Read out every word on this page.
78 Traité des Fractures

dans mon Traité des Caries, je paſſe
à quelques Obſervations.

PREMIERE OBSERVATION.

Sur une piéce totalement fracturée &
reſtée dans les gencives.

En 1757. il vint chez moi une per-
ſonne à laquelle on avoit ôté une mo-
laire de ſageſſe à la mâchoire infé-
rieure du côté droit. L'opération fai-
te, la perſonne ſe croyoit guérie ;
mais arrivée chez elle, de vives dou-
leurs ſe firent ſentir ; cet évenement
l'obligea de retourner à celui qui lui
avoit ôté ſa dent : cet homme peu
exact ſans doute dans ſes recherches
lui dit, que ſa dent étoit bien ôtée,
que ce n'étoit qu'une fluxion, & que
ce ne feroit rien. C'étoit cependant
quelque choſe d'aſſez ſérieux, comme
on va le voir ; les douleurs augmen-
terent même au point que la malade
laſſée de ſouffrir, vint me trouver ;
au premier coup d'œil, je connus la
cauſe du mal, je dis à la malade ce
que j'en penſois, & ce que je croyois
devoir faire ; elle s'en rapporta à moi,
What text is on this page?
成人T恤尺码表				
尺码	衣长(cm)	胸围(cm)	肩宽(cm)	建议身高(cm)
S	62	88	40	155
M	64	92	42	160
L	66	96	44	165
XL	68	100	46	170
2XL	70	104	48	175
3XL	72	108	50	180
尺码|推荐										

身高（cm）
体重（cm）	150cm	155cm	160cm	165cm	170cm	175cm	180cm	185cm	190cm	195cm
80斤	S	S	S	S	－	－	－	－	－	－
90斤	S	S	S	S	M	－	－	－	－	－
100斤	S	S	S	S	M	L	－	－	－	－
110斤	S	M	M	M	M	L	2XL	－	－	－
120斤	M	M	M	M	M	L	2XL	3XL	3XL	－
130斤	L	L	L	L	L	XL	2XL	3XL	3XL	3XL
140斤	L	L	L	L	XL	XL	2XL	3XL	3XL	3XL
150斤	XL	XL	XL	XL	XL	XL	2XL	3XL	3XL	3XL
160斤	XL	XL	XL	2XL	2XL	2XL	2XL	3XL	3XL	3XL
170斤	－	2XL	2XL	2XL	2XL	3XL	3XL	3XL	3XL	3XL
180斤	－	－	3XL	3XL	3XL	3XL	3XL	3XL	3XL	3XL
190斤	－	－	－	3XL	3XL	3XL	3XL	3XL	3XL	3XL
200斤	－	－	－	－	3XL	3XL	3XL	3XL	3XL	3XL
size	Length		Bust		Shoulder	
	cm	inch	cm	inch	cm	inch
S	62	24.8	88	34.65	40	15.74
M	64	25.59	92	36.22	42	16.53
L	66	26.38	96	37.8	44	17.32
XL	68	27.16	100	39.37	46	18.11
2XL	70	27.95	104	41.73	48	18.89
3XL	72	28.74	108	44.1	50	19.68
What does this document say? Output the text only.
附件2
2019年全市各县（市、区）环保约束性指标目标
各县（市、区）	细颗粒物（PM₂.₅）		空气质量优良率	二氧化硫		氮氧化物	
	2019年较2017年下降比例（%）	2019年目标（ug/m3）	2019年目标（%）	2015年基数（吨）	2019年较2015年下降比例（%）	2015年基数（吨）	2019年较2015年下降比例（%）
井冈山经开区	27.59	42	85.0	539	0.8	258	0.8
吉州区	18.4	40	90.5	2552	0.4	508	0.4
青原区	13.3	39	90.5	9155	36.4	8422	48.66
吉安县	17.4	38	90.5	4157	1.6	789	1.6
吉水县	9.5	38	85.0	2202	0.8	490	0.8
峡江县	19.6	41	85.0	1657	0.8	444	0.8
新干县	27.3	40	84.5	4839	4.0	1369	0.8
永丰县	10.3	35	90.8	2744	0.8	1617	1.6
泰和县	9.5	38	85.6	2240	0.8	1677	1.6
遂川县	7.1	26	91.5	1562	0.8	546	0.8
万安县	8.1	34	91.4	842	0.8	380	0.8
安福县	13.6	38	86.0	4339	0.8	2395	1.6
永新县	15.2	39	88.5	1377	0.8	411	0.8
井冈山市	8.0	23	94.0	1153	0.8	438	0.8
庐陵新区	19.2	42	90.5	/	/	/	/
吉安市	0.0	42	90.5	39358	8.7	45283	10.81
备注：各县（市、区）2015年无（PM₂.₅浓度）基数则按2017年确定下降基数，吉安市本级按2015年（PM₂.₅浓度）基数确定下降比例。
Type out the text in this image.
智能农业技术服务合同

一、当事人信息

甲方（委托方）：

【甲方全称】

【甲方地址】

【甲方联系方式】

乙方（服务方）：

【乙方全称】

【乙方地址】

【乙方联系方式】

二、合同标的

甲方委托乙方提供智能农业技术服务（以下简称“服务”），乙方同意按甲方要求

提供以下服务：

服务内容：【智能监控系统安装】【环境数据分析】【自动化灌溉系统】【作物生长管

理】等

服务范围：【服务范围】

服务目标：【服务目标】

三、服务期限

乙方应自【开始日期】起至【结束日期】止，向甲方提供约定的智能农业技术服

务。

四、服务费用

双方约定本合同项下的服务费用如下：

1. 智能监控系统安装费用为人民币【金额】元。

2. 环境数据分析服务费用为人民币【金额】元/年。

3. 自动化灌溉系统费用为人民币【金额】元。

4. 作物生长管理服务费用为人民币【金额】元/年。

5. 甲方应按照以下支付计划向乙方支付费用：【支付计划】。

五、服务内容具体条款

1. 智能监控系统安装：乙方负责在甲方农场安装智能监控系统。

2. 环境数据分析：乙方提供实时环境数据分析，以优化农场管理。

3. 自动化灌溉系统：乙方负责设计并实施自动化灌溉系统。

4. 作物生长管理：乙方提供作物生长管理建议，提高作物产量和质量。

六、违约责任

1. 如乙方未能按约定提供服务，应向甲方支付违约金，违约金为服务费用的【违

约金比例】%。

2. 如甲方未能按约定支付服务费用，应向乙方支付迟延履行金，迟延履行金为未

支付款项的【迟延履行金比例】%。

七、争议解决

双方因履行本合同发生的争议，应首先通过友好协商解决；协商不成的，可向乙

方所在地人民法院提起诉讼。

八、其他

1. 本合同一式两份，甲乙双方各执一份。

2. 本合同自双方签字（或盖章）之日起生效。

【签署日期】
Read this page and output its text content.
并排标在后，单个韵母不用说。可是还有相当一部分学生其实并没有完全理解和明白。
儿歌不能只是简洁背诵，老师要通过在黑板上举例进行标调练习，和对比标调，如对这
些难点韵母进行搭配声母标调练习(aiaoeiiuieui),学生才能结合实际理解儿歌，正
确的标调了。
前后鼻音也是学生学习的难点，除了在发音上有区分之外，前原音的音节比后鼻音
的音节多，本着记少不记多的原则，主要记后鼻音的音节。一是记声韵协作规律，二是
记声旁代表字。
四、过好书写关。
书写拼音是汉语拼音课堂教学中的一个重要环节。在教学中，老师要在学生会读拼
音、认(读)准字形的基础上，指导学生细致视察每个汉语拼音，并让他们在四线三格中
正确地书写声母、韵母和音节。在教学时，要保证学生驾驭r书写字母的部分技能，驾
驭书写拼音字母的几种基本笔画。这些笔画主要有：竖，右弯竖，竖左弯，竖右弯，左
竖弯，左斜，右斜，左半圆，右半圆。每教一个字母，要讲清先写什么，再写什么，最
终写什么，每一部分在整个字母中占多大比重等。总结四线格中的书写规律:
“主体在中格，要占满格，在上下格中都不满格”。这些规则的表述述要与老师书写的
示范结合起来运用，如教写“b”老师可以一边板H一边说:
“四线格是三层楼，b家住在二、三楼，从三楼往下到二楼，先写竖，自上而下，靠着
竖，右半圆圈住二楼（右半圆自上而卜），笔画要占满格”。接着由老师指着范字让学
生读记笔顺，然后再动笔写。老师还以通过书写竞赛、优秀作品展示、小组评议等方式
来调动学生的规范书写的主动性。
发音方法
——
## INSTRUCTIONS FOR THE TASK
Scan the listing above and copy all lines containing the word "this".

## REPLY
Read out every word on this page.
What text is on this page?
What does this document say? Output the text only.
Type out the text in this image.
Read this page and output its text content.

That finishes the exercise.